* **TASK STATEMENT**: How many lines of the data hold the word "Kıyamet"? State the number and nothing else.

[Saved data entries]
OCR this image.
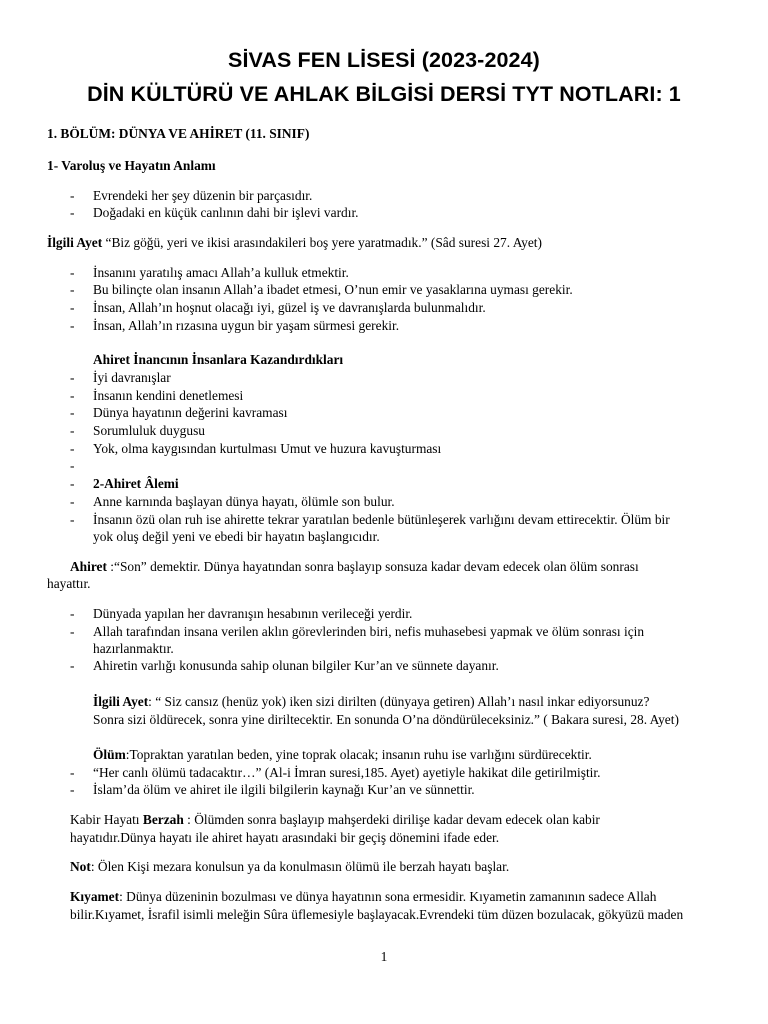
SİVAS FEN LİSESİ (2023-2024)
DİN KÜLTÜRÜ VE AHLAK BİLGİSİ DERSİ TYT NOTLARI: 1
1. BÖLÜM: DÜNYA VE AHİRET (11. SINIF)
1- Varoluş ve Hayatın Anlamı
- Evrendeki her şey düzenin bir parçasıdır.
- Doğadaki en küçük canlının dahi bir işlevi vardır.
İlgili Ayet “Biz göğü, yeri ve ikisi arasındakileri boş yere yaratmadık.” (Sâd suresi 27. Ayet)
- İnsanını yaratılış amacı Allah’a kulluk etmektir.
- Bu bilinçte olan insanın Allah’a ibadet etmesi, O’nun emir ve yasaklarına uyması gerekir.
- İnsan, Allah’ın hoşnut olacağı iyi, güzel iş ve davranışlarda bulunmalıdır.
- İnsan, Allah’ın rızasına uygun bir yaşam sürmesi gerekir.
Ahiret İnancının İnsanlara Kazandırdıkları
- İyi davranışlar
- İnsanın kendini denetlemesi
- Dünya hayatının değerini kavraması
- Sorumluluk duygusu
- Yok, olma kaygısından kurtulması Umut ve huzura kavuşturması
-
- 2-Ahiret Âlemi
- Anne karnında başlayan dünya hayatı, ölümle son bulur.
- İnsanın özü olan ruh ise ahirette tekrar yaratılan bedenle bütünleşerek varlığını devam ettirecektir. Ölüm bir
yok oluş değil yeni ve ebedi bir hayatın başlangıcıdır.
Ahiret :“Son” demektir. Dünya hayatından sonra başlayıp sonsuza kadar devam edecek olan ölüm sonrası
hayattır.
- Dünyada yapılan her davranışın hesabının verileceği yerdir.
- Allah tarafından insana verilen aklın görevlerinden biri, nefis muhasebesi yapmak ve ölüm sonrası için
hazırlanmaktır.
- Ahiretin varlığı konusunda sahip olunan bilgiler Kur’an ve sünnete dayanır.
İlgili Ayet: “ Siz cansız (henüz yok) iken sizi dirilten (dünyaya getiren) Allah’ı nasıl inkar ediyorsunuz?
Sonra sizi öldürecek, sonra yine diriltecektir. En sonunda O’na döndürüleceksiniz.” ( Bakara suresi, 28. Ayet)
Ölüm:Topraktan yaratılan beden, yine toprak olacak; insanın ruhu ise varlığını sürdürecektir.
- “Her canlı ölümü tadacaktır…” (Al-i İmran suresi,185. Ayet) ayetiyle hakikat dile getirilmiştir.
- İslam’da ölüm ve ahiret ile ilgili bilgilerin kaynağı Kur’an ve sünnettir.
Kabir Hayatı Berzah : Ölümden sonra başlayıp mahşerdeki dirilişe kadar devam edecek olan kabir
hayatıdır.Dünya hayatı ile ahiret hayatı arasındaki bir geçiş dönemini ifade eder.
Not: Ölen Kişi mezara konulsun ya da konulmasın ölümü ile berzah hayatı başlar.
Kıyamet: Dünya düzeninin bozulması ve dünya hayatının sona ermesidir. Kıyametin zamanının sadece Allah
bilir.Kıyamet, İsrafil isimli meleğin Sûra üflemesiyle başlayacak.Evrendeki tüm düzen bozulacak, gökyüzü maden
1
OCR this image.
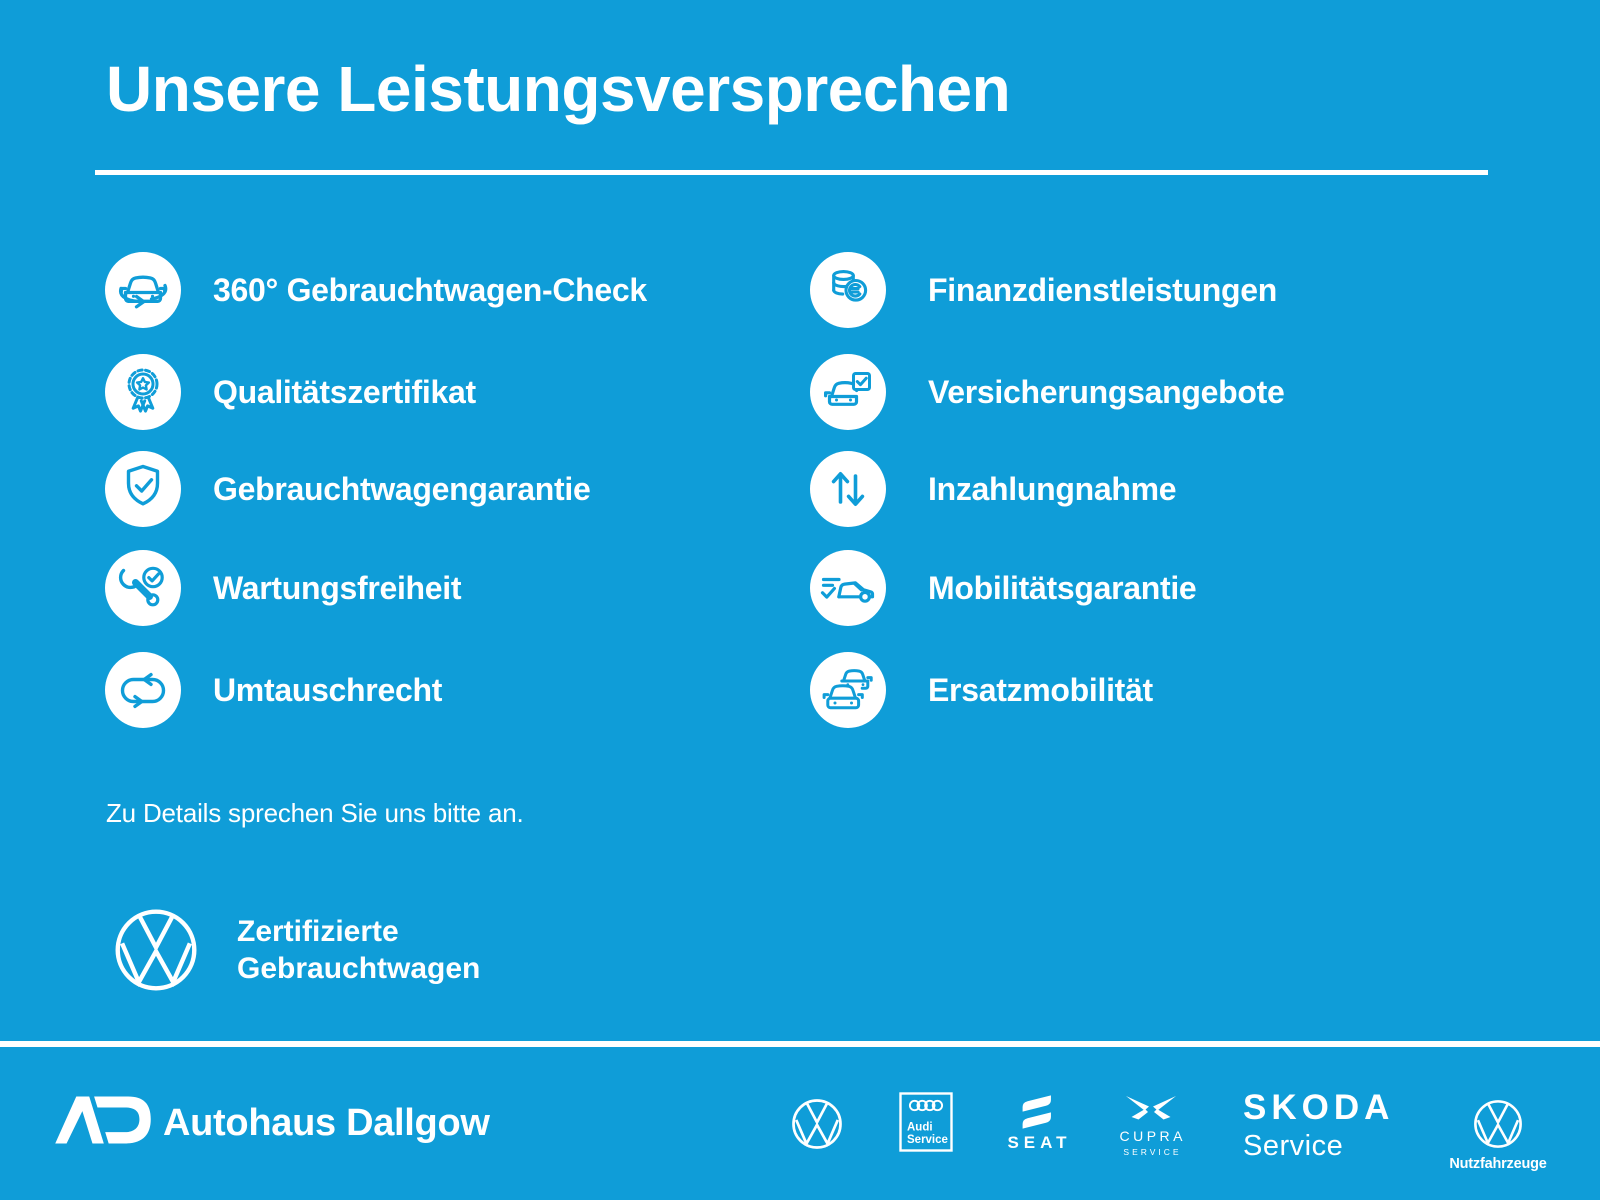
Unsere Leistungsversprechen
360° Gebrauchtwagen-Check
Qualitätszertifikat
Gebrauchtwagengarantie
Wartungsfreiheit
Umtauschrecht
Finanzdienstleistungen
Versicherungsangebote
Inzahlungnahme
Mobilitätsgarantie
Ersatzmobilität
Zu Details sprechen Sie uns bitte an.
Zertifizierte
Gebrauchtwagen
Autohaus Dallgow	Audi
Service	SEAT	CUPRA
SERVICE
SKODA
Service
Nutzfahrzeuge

* **THE COMPLETED TASK**: 2